_OBJECTIVE_: Which lines in the records below contain the word "العباس"? Copy each of them.

(Recorded data)

********************

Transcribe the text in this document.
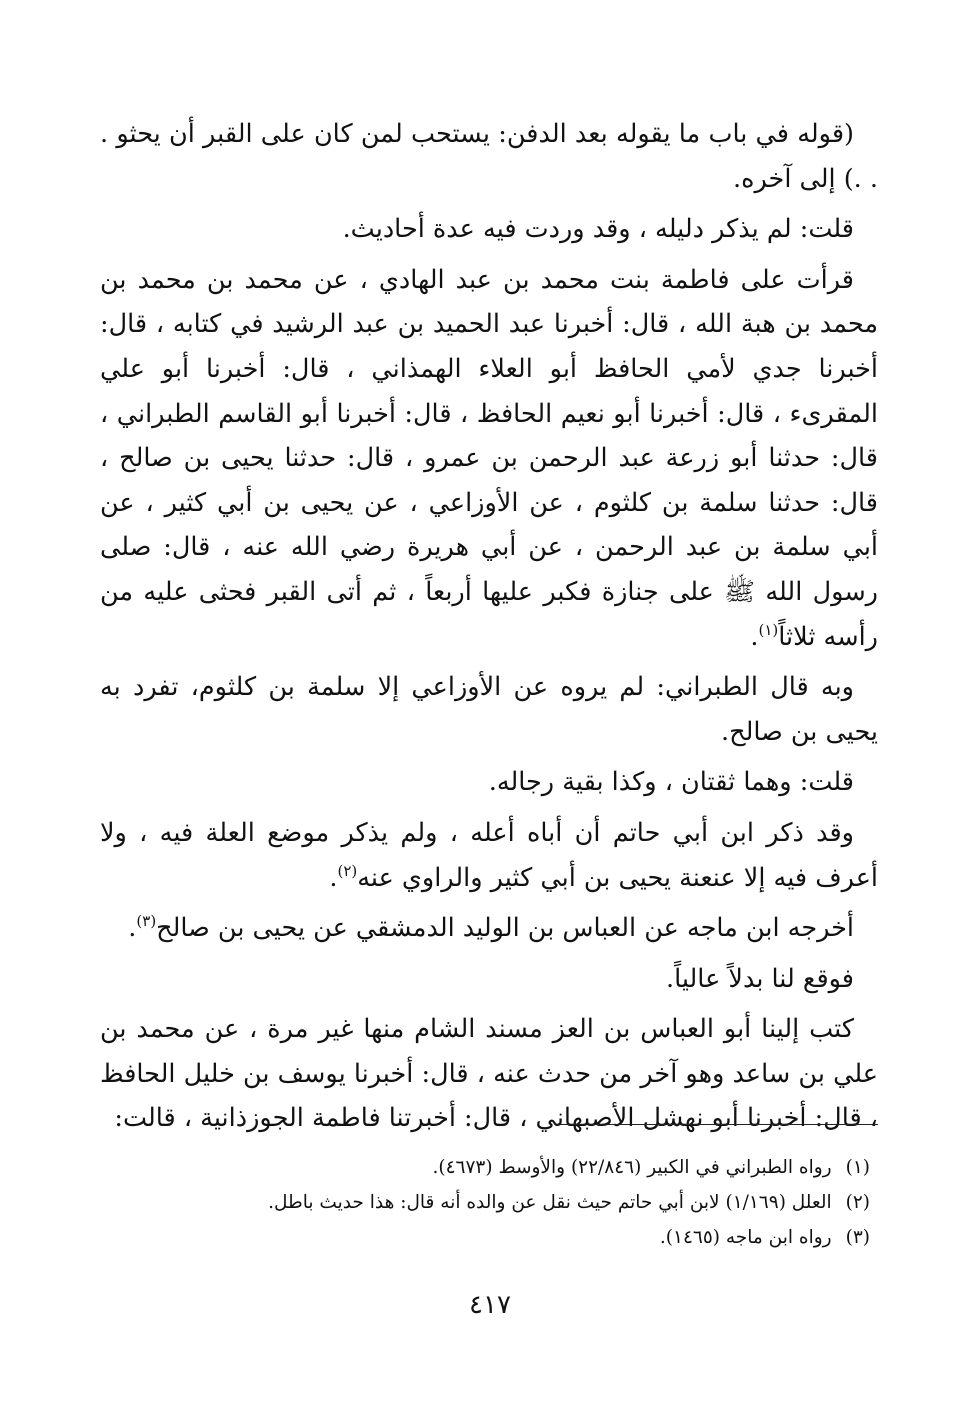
(قوله في باب ما يقوله بعد الدفن: يستحب لمن كان على القبر أن يحثو . . .) إلى آخره.

قلت: لم يذكر دليله ، وقد وردت فيه عدة أحاديث.

قرأت على فاطمة بنت محمد بن عبد الهادي ، عن محمد بن محمد بن محمد بن هبة الله ، قال: أخبرنا عبد الحميد بن عبد الرشيد في كتابه ، قال: أخبرنا جدي لأمي الحافظ أبو العلاء الهمذاني ، قال: أخبرنا أبو علي المقرىء ، قال: أخبرنا أبو نعيم الحافظ ، قال: أخبرنا أبو القاسم الطبراني ، قال: حدثنا أبو زرعة عبد الرحمن بن عمرو ، قال: حدثنا يحيى بن صالح ، قال: حدثنا سلمة بن كلثوم ، عن الأوزاعي ، عن يحيى بن أبي كثير ، عن أبي سلمة بن عبد الرحمن ، عن أبي هريرة رضي الله عنه ، قال: صلى رسول الله ﷺ على جنازة فكبر عليها أربعاً ، ثم أتى القبر فحثى عليه من رأسه ثلاثاً$^{(١)}$.

وبه قال الطبراني: لم يروه عن الأوزاعي إلا سلمة بن كلثوم، تفرد به يحيى بن صالح.

قلت: وهما ثقتان ، وكذا بقية رجاله.

وقد ذكر ابن أبي حاتم أن أباه أعله ، ولم يذكر موضع العلة فيه ، ولا أعرف فيه إلا عنعنة يحيى بن أبي كثير والراوي عنه$^{(٢)}$.

أخرجه ابن ماجه عن العباس بن الوليد الدمشقي عن يحيى بن صالح$^{(٣)}$.

فوقع لنا بدلاً عالياً.

كتب إلينا أبو العباس بن العز مسند الشام منها غير مرة ، عن محمد بن علي بن ساعد وهو آخر من حدث عنه ، قال: أخبرنا يوسف بن خليل الحافظ ، قال: أخبرنا أبو نهشل الأصبهاني ، قال: أخبرتنا فاطمة الجوزذانية ، قالت:

(١)
رواه الطبراني في الكبير (٢٢/٨٤٦) والأوسط (٤٦٧٣).
(٢)
العلل (١/١٦٩) لابن أبي حاتم حيث نقل عن والده أنه قال: هذا حديث باطل.
(٣)
رواه ابن ماجه (١٤٦٥).
٤١٧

********************

_WRITTEN ANSWER_:
أخرجه ابن ماجه عن العباس بن الوليد الدمشقي عن يحيى بن صالح$^{(٣)}$.
كتب إلينا أبو العباس بن العز مسند الشام منها غير مرة ، عن محمد بن علي بن ساعد وهو آخر من حدث عنه ، قال: أخبرنا يوسف بن خليل الحافظ ، قال: أخبرنا أبو نهشل الأصبهاني ، قال: أخبرتنا فاطمة الجوزذانية ، قالت:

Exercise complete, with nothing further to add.